Direction: All of the material should be reproduced exactly, with pictures left out.

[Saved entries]
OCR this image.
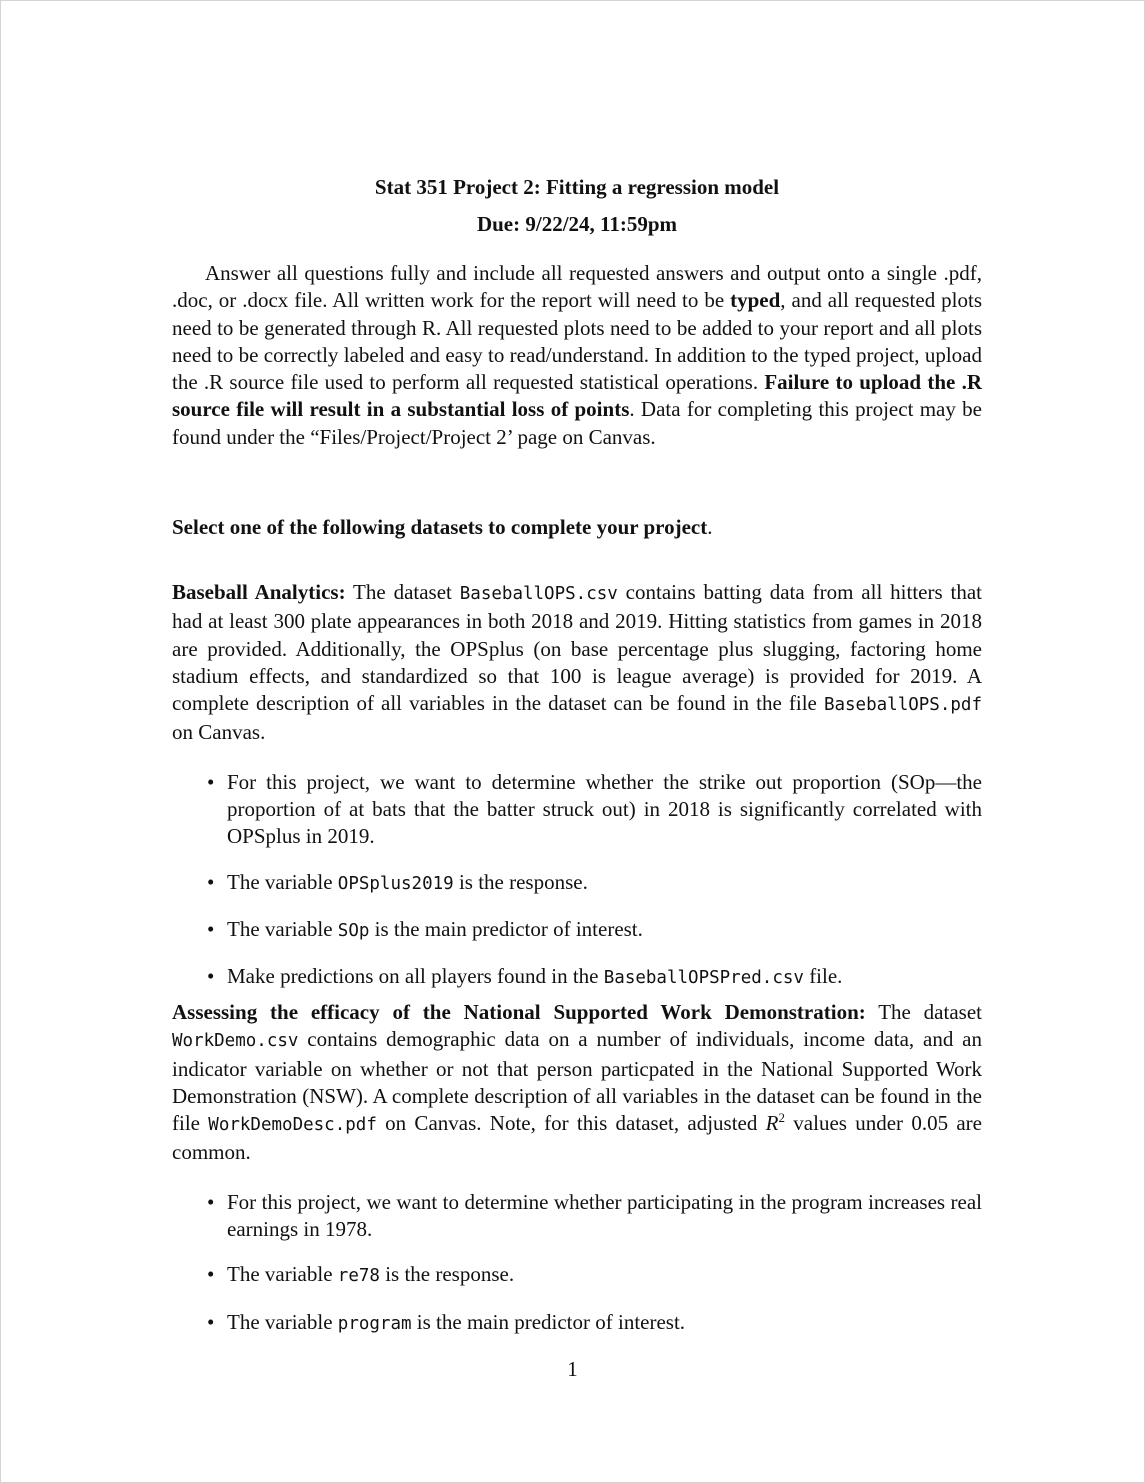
Stat 351 Project 2: Fitting a regression model
Due: 9/22/24, 11:59pm

Answer all questions fully and include all requested answers and output onto a single .pdf, .doc, or .docx file. All written work for the report will need to be typed, and all requested plots need to be generated through R. All requested plots need to be added to your report and all plots need to be correctly labeled and easy to read/understand. In addition to the typed project, upload the .R source file used to perform all requested statistical operations. Failure to upload the .R source file will result in a substantial loss of points. Data for completing this project may be found under the “Files/Project/Project 2’ page on Canvas.

Select one of the following datasets to complete your project.

Baseball Analytics: The dataset BaseballOPS.csv contains batting data from all hitters that had at least 300 plate appearances in both 2018 and 2019. Hitting statistics from games in 2018 are provided. Additionally, the OPSplus (on base percentage plus slugging, factoring home stadium effects, and standardized so that 100 is league average) is provided for 2019. A complete description of all variables in the dataset can be found in the file BaseballOPS.pdf on Canvas.

• For this project, we want to determine whether the strike out proportion (SOp—the proportion of at bats that the batter struck out) in 2018 is significantly correlated with OPSplus in 2019.
• The variable OPSplus2019 is the response.
• The variable SOp is the main predictor of interest.
• Make predictions on all players found in the BaseballOPSPred.csv file.

Assessing the efficacy of the National Supported Work Demonstration: The dataset WorkDemo.csv contains demographic data on a number of individuals, income data, and an indicator variable on whether or not that person particpated in the National Supported Work Demonstration (NSW). A complete description of all variables in the dataset can be found in the file WorkDemoDesc.pdf on Canvas. Note, for this dataset, adjusted $R^2$ values under 0.05 are common.

• For this project, we want to determine whether participating in the program increases real earnings in 1978.
• The variable re78 is the response.
• The variable program is the main predictor of interest.
1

Reply:
OCR this image.
Stat 351 Project 2: Fitting a regression model
Due: 9/22/24, 11:59pm

Answer all questions fully and include all requested answers and output onto a single .pdf, .doc, or .docx file. All written work for the report will need to be typed, and all requested plots need to be generated through R. All requested plots need to be added to your report and all plots need to be correctly labeled and easy to read/understand. In addition to the typed project, upload the .R source file used to perform all requested statistical operations. Failure to upload the .R source file will result in a substantial loss of points. Data for completing this project may be found under the “Files/Project/Project 2’ page on Canvas.

Select one of the following datasets to complete your project.

Baseball Analytics: The dataset BaseballOPS.csv contains batting data from all hitters that had at least 300 plate appearances in both 2018 and 2019. Hitting statistics from games in 2018 are provided. Additionally, the OPSplus (on base percentage plus slugging, factoring home stadium effects, and standardized so that 100 is league average) is provided for 2019. A complete description of all variables in the dataset can be found in the file BaseballOPS.pdf on Canvas.

• For this project, we want to determine whether the strike out proportion (SOp—the proportion of at bats that the batter struck out) in 2018 is significantly correlated with OPSplus in 2019.
• The variable OPSplus2019 is the response.
• The variable SOp is the main predictor of interest.
• Make predictions on all players found in the BaseballOPSPred.csv file.

Assessing the efficacy of the National Supported Work Demonstration: The dataset WorkDemo.csv contains demographic data on a number of individuals, income data, and an indicator variable on whether or not that person particpated in the National Supported Work Demonstration (NSW). A complete description of all variables in the dataset can be found in the file WorkDemoDesc.pdf on Canvas. Note, for this dataset, adjusted $R^2$ values under 0.05 are common.

• For this project, we want to determine whether participating in the program increases real earnings in 1978.
• The variable re78 is the response.
• The variable program is the main predictor of interest.
1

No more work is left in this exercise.